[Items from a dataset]
········

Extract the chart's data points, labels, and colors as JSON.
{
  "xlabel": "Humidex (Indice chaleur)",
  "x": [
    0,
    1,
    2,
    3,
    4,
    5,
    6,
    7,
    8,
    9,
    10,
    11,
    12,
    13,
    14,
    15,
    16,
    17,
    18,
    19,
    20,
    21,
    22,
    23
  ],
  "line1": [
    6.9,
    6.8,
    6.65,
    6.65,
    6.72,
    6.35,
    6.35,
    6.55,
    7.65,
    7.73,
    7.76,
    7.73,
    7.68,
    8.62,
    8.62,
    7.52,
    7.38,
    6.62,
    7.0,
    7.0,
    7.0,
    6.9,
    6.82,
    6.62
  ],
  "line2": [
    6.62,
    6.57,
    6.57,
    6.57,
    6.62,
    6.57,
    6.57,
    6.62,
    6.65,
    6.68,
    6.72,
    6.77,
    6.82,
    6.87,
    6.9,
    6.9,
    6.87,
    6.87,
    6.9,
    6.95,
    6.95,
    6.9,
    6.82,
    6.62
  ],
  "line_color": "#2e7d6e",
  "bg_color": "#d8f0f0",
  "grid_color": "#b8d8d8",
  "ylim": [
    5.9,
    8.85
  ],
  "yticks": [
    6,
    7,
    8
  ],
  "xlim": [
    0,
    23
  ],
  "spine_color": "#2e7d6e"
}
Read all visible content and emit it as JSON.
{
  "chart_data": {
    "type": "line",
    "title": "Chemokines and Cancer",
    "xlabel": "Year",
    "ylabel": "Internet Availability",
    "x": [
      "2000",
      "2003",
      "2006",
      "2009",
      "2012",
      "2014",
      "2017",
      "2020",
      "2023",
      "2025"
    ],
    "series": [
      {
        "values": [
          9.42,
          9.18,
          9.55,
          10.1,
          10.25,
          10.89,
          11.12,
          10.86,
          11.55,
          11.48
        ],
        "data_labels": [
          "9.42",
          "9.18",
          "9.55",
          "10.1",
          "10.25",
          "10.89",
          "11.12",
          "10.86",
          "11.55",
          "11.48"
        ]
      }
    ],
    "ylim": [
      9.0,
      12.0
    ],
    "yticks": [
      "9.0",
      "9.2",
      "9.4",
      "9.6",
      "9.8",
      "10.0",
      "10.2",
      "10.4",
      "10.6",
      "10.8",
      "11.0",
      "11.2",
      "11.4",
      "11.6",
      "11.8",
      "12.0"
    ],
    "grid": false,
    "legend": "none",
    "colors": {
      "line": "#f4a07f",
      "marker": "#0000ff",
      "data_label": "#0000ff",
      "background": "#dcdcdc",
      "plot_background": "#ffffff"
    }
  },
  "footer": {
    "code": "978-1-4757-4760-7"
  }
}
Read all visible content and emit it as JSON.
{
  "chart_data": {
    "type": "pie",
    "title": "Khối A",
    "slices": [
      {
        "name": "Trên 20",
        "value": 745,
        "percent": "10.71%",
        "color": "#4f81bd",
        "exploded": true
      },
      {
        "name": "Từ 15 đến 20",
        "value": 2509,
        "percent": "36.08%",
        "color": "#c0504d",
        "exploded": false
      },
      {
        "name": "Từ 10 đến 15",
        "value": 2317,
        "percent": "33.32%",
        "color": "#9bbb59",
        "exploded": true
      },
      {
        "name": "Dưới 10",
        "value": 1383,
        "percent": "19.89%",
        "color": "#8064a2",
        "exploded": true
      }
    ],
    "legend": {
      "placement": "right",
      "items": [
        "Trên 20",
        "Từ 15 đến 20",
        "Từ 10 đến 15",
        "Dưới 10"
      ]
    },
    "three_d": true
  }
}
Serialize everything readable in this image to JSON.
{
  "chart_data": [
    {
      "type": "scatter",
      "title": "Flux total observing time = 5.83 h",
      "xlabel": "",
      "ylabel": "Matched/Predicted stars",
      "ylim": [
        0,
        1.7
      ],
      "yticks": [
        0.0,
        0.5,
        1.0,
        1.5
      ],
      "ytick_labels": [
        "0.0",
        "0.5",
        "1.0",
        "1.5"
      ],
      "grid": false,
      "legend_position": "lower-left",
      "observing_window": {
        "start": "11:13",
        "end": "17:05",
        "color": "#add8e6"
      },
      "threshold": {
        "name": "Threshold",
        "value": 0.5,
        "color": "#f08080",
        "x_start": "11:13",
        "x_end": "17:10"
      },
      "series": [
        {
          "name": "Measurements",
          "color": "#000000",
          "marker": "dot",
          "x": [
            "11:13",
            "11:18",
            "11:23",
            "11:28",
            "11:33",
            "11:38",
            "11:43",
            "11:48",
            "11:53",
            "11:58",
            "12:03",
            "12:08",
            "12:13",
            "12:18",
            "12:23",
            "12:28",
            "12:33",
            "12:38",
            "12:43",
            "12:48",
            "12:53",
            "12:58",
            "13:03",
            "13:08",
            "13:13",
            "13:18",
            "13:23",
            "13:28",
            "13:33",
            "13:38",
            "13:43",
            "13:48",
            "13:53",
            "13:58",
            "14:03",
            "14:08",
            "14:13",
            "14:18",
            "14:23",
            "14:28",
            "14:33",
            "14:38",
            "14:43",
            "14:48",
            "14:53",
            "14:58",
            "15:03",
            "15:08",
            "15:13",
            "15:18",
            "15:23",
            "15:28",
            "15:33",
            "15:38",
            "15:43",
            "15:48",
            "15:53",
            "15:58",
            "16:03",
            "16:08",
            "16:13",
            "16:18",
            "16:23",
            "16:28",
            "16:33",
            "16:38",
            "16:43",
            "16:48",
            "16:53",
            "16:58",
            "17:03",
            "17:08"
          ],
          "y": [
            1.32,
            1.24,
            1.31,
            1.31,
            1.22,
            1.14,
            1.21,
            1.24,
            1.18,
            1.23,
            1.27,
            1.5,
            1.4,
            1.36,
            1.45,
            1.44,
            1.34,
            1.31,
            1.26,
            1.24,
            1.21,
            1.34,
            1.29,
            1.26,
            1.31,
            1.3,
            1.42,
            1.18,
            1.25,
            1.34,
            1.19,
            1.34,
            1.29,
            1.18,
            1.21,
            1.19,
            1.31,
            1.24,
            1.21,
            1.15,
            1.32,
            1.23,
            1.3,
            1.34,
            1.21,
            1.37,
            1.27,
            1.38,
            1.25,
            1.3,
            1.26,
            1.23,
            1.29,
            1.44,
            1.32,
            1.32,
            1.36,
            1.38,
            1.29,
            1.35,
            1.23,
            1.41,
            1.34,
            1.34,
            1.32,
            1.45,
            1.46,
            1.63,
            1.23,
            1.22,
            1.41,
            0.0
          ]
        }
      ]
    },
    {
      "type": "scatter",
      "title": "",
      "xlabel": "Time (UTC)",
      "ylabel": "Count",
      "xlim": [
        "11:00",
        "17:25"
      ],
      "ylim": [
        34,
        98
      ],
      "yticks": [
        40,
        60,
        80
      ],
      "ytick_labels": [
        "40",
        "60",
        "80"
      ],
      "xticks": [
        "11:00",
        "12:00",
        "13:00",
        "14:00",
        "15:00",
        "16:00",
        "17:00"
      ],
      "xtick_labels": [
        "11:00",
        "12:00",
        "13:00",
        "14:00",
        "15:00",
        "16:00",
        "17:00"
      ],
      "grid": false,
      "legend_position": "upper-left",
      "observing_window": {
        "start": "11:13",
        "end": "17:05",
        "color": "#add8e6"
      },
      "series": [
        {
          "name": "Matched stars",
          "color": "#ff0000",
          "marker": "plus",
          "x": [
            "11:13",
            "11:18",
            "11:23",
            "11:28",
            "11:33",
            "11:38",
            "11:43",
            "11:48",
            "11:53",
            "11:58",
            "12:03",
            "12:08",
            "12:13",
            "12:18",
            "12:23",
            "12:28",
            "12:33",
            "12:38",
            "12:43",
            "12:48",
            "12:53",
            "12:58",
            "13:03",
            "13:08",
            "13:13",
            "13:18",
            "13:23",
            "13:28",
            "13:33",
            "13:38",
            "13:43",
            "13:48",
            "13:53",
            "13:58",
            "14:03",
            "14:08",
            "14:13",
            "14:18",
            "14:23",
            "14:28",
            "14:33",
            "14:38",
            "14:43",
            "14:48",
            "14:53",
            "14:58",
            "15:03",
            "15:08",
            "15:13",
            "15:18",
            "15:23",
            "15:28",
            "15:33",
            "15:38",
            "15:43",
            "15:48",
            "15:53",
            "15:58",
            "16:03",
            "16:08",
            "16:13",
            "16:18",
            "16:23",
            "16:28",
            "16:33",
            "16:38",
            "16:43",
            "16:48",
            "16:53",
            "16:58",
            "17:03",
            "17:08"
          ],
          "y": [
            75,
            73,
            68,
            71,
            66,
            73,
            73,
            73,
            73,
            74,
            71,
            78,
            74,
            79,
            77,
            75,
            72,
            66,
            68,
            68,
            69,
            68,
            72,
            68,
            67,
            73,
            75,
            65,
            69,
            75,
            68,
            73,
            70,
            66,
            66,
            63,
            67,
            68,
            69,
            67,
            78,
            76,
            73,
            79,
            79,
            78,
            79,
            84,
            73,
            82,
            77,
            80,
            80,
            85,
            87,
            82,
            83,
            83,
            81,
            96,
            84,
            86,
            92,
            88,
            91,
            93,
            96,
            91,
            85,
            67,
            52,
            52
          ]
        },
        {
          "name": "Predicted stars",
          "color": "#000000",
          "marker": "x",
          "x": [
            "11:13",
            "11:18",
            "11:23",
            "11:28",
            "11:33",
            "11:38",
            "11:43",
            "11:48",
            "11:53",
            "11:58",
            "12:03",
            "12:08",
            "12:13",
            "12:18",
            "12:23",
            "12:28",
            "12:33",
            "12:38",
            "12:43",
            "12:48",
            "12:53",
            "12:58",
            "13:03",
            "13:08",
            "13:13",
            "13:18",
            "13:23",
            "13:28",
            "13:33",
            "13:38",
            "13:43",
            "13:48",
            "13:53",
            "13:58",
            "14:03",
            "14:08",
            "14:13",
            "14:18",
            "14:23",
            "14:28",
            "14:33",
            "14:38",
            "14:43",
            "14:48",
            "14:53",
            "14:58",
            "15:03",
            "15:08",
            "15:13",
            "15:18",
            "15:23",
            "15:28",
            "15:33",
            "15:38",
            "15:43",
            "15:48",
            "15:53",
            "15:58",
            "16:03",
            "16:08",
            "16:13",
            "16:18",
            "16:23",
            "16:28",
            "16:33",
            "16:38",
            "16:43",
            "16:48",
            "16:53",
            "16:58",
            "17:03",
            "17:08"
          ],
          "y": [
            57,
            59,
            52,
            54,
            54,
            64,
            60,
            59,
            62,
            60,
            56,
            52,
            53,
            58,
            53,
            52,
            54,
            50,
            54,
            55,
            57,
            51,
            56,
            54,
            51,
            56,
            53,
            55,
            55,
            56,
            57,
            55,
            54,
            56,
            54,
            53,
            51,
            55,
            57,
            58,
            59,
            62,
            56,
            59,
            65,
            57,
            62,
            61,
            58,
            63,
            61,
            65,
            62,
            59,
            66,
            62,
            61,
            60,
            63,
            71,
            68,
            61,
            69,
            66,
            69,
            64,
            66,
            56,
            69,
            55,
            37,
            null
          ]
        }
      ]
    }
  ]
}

········

#### [What you are asked to do]
Lines containing the word "ylabel" must all be returned from the material above.

#### [Task solution]
    "ylabel": "Internet Availability",
      "ylabel": "Matched/Predicted stars",
      "ylabel": "Count",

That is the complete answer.